[Work to do] Which lines hold the word "股非银金融行业上市公司"? Show each of them.
— START OF Dataset excerpts —
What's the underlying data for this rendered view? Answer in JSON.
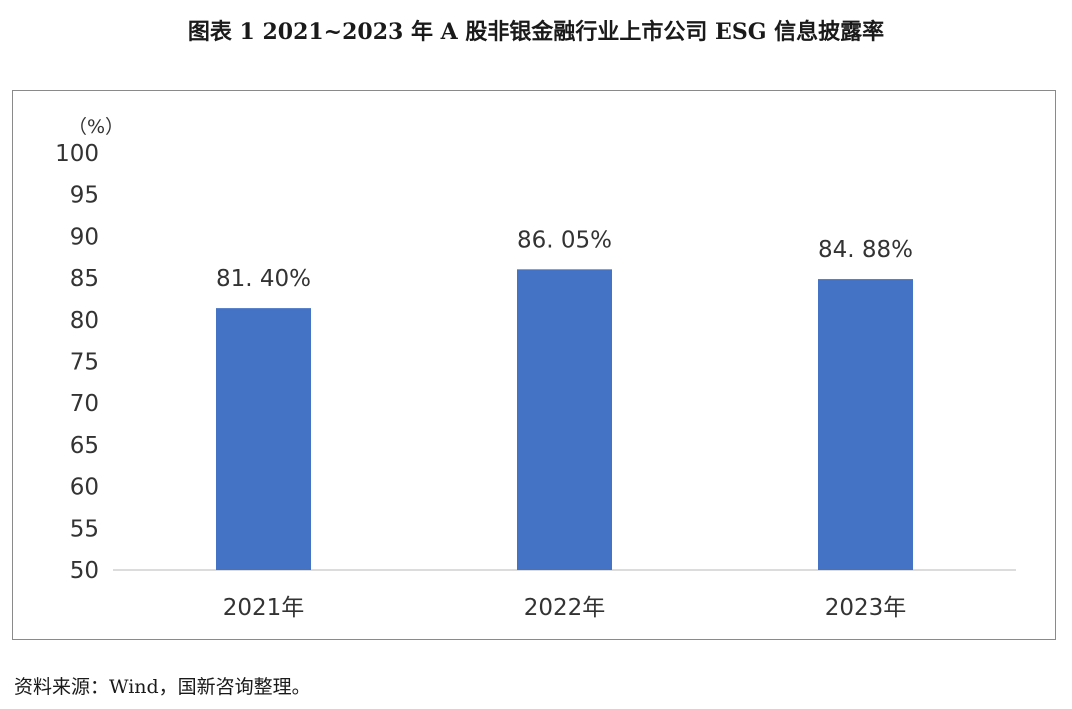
{
  "title": "图表 1  2021~2023 年 A 股非银金融行业上市公司 ESG 信息披露率",
  "source": "资料来源：Wind，国新咨询整理。",
  "chart_data": {
    "type": "bar",
    "title": "图表 1  2021~2023 年 A 股非银金融行业上市公司 ESG 信息披露率",
    "unit_label": "（%）",
    "categories": [
      "2021年",
      "2022年",
      "2023年"
    ],
    "values": [
      81.4,
      86.05,
      84.88
    ],
    "data_labels": [
      "81. 40%",
      "86. 05%",
      "84. 88%"
    ],
    "ylim": [
      50,
      100
    ],
    "yticks": [
      "100",
      "95",
      "90",
      "85",
      "80",
      "75",
      "70",
      "65",
      "60",
      "55",
      "50"
    ],
    "grid": false,
    "legend": "none",
    "bar_color": "#4472C4"
  }
}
— END OF Dataset excerpts —
[The answer]
  "title": "图表 1  2021~2023 年 A 股非银金融行业上市公司 ESG 信息披露率",
    "title": "图表 1  2021~2023 年 A 股非银金融行业上市公司 ESG 信息披露率",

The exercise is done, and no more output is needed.